[Stored items]

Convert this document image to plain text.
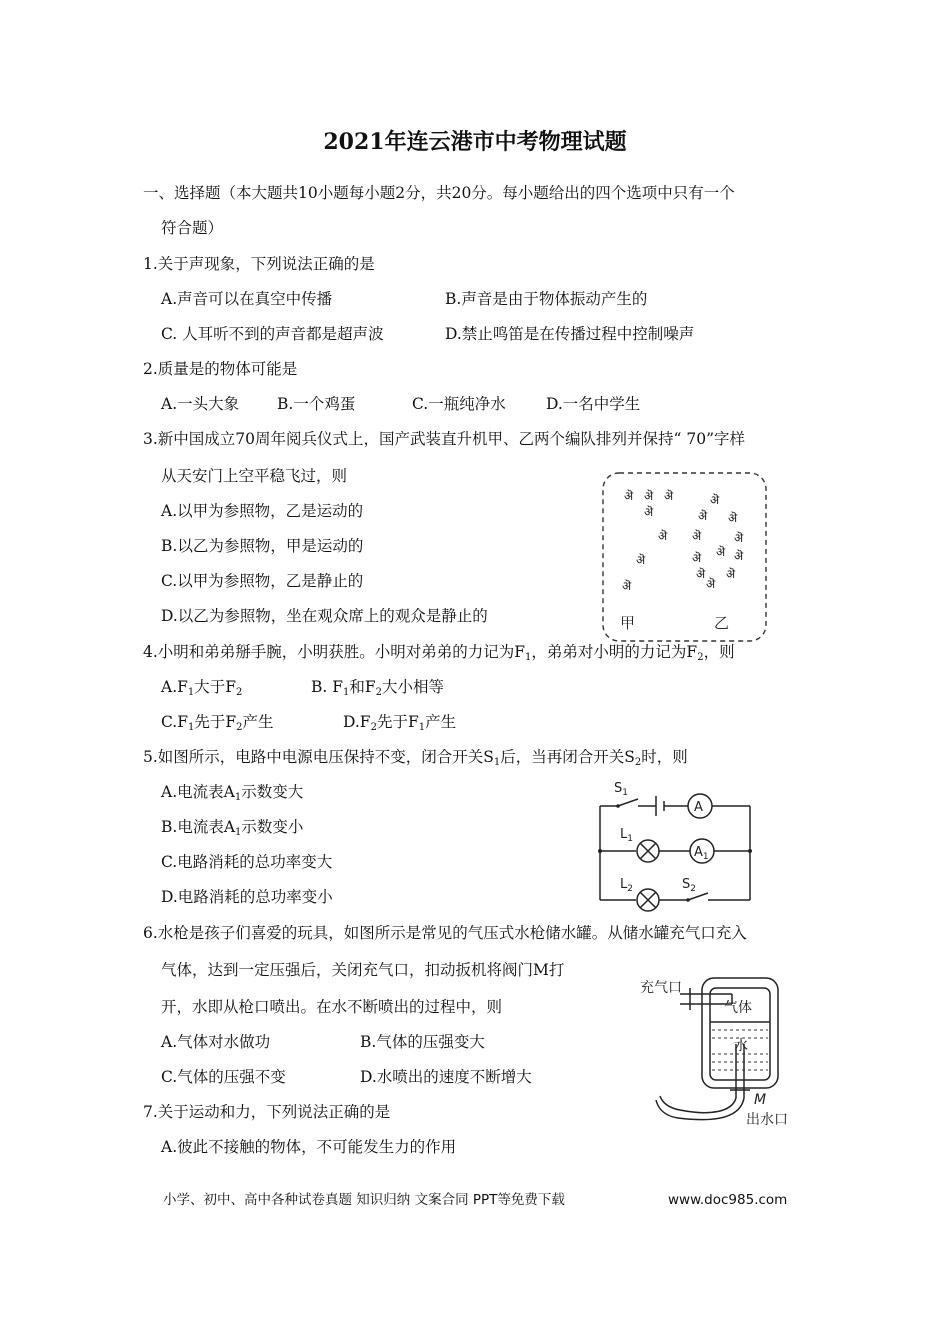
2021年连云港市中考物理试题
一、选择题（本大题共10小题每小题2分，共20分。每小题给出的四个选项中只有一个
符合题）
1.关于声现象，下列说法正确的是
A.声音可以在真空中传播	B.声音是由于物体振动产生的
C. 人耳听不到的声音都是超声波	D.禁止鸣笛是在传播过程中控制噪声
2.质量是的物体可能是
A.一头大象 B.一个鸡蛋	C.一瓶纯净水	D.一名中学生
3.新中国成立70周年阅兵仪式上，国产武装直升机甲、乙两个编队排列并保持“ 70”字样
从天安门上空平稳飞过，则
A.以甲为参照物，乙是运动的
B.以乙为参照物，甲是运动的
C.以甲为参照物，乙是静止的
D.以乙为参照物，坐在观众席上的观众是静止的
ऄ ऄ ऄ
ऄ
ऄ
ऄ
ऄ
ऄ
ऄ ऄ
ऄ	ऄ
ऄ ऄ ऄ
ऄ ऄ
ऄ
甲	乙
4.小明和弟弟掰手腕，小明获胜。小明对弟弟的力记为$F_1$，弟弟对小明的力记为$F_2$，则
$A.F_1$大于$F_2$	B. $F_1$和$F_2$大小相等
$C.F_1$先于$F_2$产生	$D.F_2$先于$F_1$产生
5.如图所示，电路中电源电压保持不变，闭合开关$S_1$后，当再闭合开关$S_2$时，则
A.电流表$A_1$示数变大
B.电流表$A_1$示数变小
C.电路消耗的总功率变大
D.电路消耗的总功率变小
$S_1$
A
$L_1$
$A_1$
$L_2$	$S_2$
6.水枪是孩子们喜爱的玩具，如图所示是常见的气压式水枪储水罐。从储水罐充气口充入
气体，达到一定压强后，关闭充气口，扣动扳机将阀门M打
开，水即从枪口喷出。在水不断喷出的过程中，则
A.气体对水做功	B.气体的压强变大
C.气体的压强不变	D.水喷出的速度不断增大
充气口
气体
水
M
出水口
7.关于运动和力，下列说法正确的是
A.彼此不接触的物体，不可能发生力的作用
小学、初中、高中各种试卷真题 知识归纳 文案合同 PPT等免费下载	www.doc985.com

**The problem**
Leave the images out and output the remaining material exactly as it stands.

**In response**
Convert this document image to plain text.
2021年连云港市中考物理试题
一、选择题（本大题共10小题每小题2分，共20分。每小题给出的四个选项中只有一个
符合题）
1.关于声现象，下列说法正确的是
A.声音可以在真空中传播	B.声音是由于物体振动产生的
C. 人耳听不到的声音都是超声波	D.禁止鸣笛是在传播过程中控制噪声
2.质量是的物体可能是
A.一头大象 B.一个鸡蛋	C.一瓶纯净水	D.一名中学生
3.新中国成立70周年阅兵仪式上，国产武装直升机甲、乙两个编队排列并保持“ 70”字样
从天安门上空平稳飞过，则
A.以甲为参照物，乙是运动的
B.以乙为参照物，甲是运动的
C.以甲为参照物，乙是静止的
D.以乙为参照物，坐在观众席上的观众是静止的
ऄ ऄ ऄ
ऄ
ऄ
ऄ
ऄ
ऄ
ऄ ऄ
ऄ	ऄ
ऄ ऄ ऄ
ऄ ऄ
ऄ
甲	乙
4.小明和弟弟掰手腕，小明获胜。小明对弟弟的力记为$F_1$，弟弟对小明的力记为$F_2$，则
$A.F_1$大于$F_2$	B. $F_1$和$F_2$大小相等
$C.F_1$先于$F_2$产生	$D.F_2$先于$F_1$产生
5.如图所示，电路中电源电压保持不变，闭合开关$S_1$后，当再闭合开关$S_2$时，则
A.电流表$A_1$示数变大
B.电流表$A_1$示数变小
C.电路消耗的总功率变大
D.电路消耗的总功率变小
$S_1$
A
$L_1$
$A_1$
$L_2$	$S_2$
6.水枪是孩子们喜爱的玩具，如图所示是常见的气压式水枪储水罐。从储水罐充气口充入
气体，达到一定压强后，关闭充气口，扣动扳机将阀门M打
开，水即从枪口喷出。在水不断喷出的过程中，则
A.气体对水做功	B.气体的压强变大
C.气体的压强不变	D.水喷出的速度不断增大
充气口
气体
水
M
出水口
7.关于运动和力，下列说法正确的是
A.彼此不接触的物体，不可能发生力的作用
小学、初中、高中各种试卷真题 知识归纳 文案合同 PPT等免费下载	www.doc985.com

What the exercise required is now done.